**Brief**
Restate all of the data exactly.

+++ Raw data

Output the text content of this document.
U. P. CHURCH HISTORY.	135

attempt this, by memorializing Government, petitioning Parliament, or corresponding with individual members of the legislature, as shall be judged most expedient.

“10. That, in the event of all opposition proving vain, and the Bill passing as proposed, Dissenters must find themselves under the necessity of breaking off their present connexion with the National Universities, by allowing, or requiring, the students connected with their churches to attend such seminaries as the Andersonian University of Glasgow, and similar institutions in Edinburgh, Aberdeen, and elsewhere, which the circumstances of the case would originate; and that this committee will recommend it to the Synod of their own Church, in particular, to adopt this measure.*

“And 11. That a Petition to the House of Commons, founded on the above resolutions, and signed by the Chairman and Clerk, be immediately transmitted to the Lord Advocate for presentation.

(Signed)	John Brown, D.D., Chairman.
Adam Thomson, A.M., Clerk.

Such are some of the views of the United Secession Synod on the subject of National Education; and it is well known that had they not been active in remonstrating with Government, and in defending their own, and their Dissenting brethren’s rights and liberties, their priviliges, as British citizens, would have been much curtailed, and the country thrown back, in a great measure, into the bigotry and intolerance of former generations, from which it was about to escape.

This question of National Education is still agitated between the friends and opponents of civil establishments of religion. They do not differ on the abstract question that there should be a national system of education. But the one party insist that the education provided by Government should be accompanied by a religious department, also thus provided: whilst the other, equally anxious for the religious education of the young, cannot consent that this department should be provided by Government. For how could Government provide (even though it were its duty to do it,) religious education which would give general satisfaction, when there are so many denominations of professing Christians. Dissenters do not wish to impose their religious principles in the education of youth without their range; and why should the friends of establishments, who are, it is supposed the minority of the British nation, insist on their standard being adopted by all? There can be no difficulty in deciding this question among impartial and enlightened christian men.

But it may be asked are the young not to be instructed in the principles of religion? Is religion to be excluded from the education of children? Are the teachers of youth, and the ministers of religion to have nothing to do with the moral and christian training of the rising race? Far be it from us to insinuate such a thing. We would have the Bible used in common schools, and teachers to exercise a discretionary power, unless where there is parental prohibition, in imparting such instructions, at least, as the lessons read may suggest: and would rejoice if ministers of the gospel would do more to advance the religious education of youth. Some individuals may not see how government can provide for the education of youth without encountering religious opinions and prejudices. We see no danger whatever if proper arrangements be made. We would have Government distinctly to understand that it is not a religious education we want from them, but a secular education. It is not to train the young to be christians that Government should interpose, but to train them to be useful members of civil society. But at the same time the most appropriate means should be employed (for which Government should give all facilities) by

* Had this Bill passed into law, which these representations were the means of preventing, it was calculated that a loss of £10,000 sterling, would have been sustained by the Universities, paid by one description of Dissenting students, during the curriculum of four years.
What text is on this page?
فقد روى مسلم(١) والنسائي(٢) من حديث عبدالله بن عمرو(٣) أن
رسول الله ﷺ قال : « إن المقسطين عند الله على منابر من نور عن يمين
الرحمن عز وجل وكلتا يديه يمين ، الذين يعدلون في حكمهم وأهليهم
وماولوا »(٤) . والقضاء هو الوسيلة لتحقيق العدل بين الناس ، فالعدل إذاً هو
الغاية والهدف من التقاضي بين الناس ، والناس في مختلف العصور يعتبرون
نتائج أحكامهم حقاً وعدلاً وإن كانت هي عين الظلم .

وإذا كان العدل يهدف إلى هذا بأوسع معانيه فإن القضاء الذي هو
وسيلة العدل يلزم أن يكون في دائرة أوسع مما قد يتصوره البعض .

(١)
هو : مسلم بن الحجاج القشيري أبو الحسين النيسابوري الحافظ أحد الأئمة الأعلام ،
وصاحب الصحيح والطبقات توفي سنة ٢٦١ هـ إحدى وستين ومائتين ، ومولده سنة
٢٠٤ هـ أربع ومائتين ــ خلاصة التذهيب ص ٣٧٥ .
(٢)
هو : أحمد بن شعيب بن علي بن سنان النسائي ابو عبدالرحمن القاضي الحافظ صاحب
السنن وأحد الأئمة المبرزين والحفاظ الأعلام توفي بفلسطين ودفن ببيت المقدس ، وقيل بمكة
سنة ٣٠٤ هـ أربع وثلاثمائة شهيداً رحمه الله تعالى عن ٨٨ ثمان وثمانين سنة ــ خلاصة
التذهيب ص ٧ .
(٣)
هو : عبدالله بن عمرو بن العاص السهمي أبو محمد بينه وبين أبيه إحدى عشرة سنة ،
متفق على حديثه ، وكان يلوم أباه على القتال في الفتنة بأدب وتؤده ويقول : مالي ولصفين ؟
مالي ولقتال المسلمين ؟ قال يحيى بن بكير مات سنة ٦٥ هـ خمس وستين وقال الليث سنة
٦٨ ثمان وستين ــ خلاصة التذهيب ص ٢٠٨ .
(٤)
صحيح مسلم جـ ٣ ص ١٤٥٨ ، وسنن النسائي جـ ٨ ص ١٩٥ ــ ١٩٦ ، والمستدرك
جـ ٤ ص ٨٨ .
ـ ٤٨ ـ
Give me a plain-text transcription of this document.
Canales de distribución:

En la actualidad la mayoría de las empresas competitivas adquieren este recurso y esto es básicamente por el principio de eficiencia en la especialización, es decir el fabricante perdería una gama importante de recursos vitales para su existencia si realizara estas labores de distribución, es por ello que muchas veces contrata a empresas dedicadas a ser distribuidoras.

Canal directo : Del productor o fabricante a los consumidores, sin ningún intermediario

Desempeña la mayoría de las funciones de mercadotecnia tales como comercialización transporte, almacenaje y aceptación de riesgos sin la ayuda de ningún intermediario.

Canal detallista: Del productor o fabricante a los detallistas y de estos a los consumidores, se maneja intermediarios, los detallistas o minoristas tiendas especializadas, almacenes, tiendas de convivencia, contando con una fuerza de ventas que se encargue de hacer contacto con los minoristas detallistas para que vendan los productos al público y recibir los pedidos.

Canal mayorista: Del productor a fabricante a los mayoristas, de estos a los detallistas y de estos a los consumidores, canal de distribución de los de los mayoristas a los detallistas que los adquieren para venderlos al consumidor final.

++++++

**Exercise response**
Output the text content of this document.
U. P. CHURCH HISTORY.	135

attempt this, by memorializing Government, petitioning Parliament, or corresponding with individual members of the legislature, as shall be judged most expedient.

“10. That, in the event of all opposition proving vain, and the Bill passing as proposed, Dissenters must find themselves under the necessity of breaking off their present connexion with the National Universities, by allowing, or requiring, the students connected with their churches to attend such seminaries as the Andersonian University of Glasgow, and similar institutions in Edinburgh, Aberdeen, and elsewhere, which the circumstances of the case would originate; and that this committee will recommend it to the Synod of their own Church, in particular, to adopt this measure.*

“And 11. That a Petition to the House of Commons, founded on the above resolutions, and signed by the Chairman and Clerk, be immediately transmitted to the Lord Advocate for presentation.

(Signed)	John Brown, D.D., Chairman.
Adam Thomson, A.M., Clerk.

Such are some of the views of the United Secession Synod on the subject of National Education; and it is well known that had they not been active in remonstrating with Government, and in defending their own, and their Dissenting brethren’s rights and liberties, their priviliges, as British citizens, would have been much curtailed, and the country thrown back, in a great measure, into the bigotry and intolerance of former generations, from which it was about to escape.

This question of National Education is still agitated between the friends and opponents of civil establishments of religion. They do not differ on the abstract question that there should be a national system of education. But the one party insist that the education provided by Government should be accompanied by a religious department, also thus provided: whilst the other, equally anxious for the religious education of the young, cannot consent that this department should be provided by Government. For how could Government provide (even though it were its duty to do it,) religious education which would give general satisfaction, when there are so many denominations of professing Christians. Dissenters do not wish to impose their religious principles in the education of youth without their range; and why should the friends of establishments, who are, it is supposed the minority of the British nation, insist on their standard being adopted by all? There can be no difficulty in deciding this question among impartial and enlightened christian men.

But it may be asked are the young not to be instructed in the principles of religion? Is religion to be excluded from the education of children? Are the teachers of youth, and the ministers of religion to have nothing to do with the moral and christian training of the rising race? Far be it from us to insinuate such a thing. We would have the Bible used in common schools, and teachers to exercise a discretionary power, unless where there is parental prohibition, in imparting such instructions, at least, as the lessons read may suggest: and would rejoice if ministers of the gospel would do more to advance the religious education of youth. Some individuals may not see how government can provide for the education of youth without encountering religious opinions and prejudices. We see no danger whatever if proper arrangements be made. We would have Government distinctly to understand that it is not a religious education we want from them, but a secular education. It is not to train the young to be christians that Government should interpose, but to train them to be useful members of civil society. But at the same time the most appropriate means should be employed (for which Government should give all facilities) by

* Had this Bill passed into law, which these representations were the means of preventing, it was calculated that a loss of £10,000 sterling, would have been sustained by the Universities, paid by one description of Dissenting students, during the curriculum of four years.
What text is on this page?
فقد روى مسلم(١) والنسائي(٢) من حديث عبدالله بن عمرو(٣) أن
رسول الله ﷺ قال : « إن المقسطين عند الله على منابر من نور عن يمين
الرحمن عز وجل وكلتا يديه يمين ، الذين يعدلون في حكمهم وأهليهم
وماولوا »(٤) . والقضاء هو الوسيلة لتحقيق العدل بين الناس ، فالعدل إذاً هو
الغاية والهدف من التقاضي بين الناس ، والناس في مختلف العصور يعتبرون
نتائج أحكامهم حقاً وعدلاً وإن كانت هي عين الظلم .

وإذا كان العدل يهدف إلى هذا بأوسع معانيه فإن القضاء الذي هو
وسيلة العدل يلزم أن يكون في دائرة أوسع مما قد يتصوره البعض .

(١)
هو : مسلم بن الحجاج القشيري أبو الحسين النيسابوري الحافظ أحد الأئمة الأعلام ،
وصاحب الصحيح والطبقات توفي سنة ٢٦١ هـ إحدى وستين ومائتين ، ومولده سنة
٢٠٤ هـ أربع ومائتين ــ خلاصة التذهيب ص ٣٧٥ .
(٢)
هو : أحمد بن شعيب بن علي بن سنان النسائي ابو عبدالرحمن القاضي الحافظ صاحب
السنن وأحد الأئمة المبرزين والحفاظ الأعلام توفي بفلسطين ودفن ببيت المقدس ، وقيل بمكة
سنة ٣٠٤ هـ أربع وثلاثمائة شهيداً رحمه الله تعالى عن ٨٨ ثمان وثمانين سنة ــ خلاصة
التذهيب ص ٧ .
(٣)
هو : عبدالله بن عمرو بن العاص السهمي أبو محمد بينه وبين أبيه إحدى عشرة سنة ،
متفق على حديثه ، وكان يلوم أباه على القتال في الفتنة بأدب وتؤده ويقول : مالي ولصفين ؟
مالي ولقتال المسلمين ؟ قال يحيى بن بكير مات سنة ٦٥ هـ خمس وستين وقال الليث سنة
٦٨ ثمان وستين ــ خلاصة التذهيب ص ٢٠٨ .
(٤)
صحيح مسلم جـ ٣ ص ١٤٥٨ ، وسنن النسائي جـ ٨ ص ١٩٥ ــ ١٩٦ ، والمستدرك
جـ ٤ ص ٨٨ .
ـ ٤٨ ـ
Give me a plain-text transcription of this document.
Canales de distribución:

En la actualidad la mayoría de las empresas competitivas adquieren este recurso y esto es básicamente por el principio de eficiencia en la especialización, es decir el fabricante perdería una gama importante de recursos vitales para su existencia si realizara estas labores de distribución, es por ello que muchas veces contrata a empresas dedicadas a ser distribuidoras.

Canal directo : Del productor o fabricante a los consumidores, sin ningún intermediario

Desempeña la mayoría de las funciones de mercadotecnia tales como comercialización transporte, almacenaje y aceptación de riesgos sin la ayuda de ningún intermediario.

Canal detallista: Del productor o fabricante a los detallistas y de estos a los consumidores, se maneja intermediarios, los detallistas o minoristas tiendas especializadas, almacenes, tiendas de convivencia, contando con una fuerza de ventas que se encargue de hacer contacto con los minoristas detallistas para que vendan los productos al público y recibir los pedidos.

Canal mayorista: Del productor a fabricante a los mayoristas, de estos a los detallistas y de estos a los consumidores, canal de distribución de los de los mayoristas a los detallistas que los adquieren para venderlos al consumidor final.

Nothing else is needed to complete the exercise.